#### GOAL OF THE EXERCISE
Show every line where "frac" occurs.

Collection entries
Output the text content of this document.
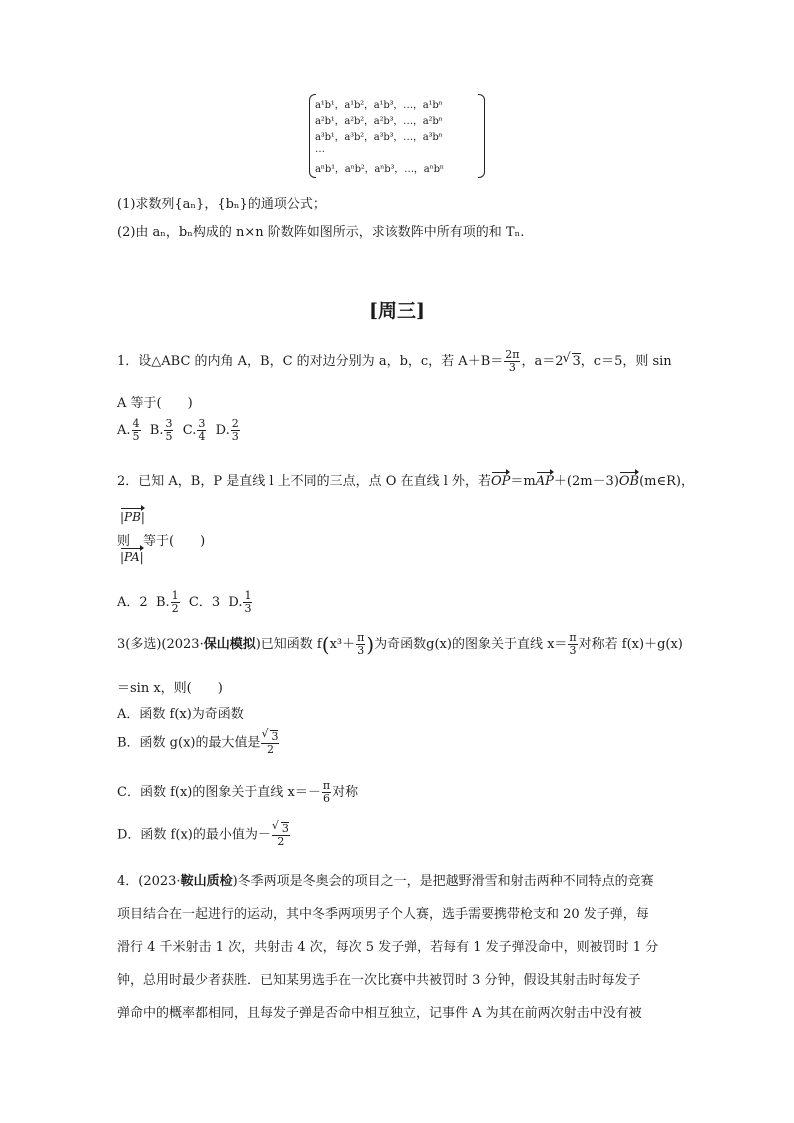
a¹b¹，a¹b²，a¹b³，…，a¹bⁿ
a²b¹，a²b²，a²b³，…，a²bⁿ
a³b¹，a³b²，a³b³，…，a³bⁿ
…
aⁿb¹，aⁿb²，aⁿb³，…，aⁿbⁿ
(1)求数列{aₙ}，{bₙ}的通项公式；
(2)由 aₙ，bₙ构成的 n×n 阶数阵如图所示，求该数阵中所有项的和 Tₙ.
[周三]
1．设△ABC 的内角 A，B，C 的对边分别为 a，b，c，若 $A+B= \frac{2\pi}{3}$ ，a＝2 √ 3，c＝5，则 sin
A 等于(　　)
A. $\frac{4}{5} B$. $\frac{3}{5} C$. $\frac{3}{4} D$. $\frac{2}{3}$
2．已知 A，B，P 是直线 l 上不同的三点，点 O 在直线 l 外，若OP＝mAP＋(2m－3)OB(m∈R)，
|PB|
则　等于(　　)
|PA|
A．2 B. $\frac{1}{2}$ C．3 D. $\frac{1}{3}$
3(多选)(2023·保山模拟)已知函数 $f(x^3+ \frac{\pi}{3}$ )为奇函数g(x)的图象关于直线 $x= \frac{\pi}{3}$ 对称若 f(x)＋g(x)
＝sin x，则(　　)
A．函数 f(x)为奇函数
B．函数 g(x)的最大值是 √ $\frac{3}{2}$
C．函数 f(x)的图象关于直线 $x=- \frac{\pi}{6}$ 对称
D．函数 f(x)的最小值为－ √ $\frac{3}{2}$
4．(2023·鞍山质检)冬季两项是冬奥会的项目之一，是把越野滑雪和射击两种不同特点的竞赛
项目结合在一起进行的运动，其中冬季两项男子个人赛，选手需要携带枪支和 20 发子弹，每
滑行 4 千米射击 1 次，共射击 4 次，每次 5 发子弹，若每有 1 发子弹没命中，则被罚时 1 分
钟，总用时最少者获胜．已知某男选手在一次比赛中共被罚时 3 分钟，假设其射击时每发子
弹命中的概率都相同，且每发子弹是否命中相互独立，记事件 A 为其在前两次射击中没有被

#### SOLUTION TO THIS TASK
1．设△ABC 的内角 A，B，C 的对边分别为 a，b，c，若 $A+B= \frac{2\pi}{3}$ ，a＝2 √ 3，c＝5，则 sin
A. $\frac{4}{5} B$. $\frac{3}{5} C$. $\frac{3}{4} D$. $\frac{2}{3}$
A．2 B. $\frac{1}{2}$ C．3 D. $\frac{1}{3}$
3(多选)(2023·保山模拟)已知函数 $f(x^3+ \frac{\pi}{3}$ )为奇函数g(x)的图象关于直线 $x= \frac{\pi}{3}$ 对称若 f(x)＋g(x)
B．函数 g(x)的最大值是 √ $\frac{3}{2}$
C．函数 f(x)的图象关于直线 $x=- \frac{\pi}{6}$ 对称
D．函数 f(x)的最小值为－ √ $\frac{3}{2}$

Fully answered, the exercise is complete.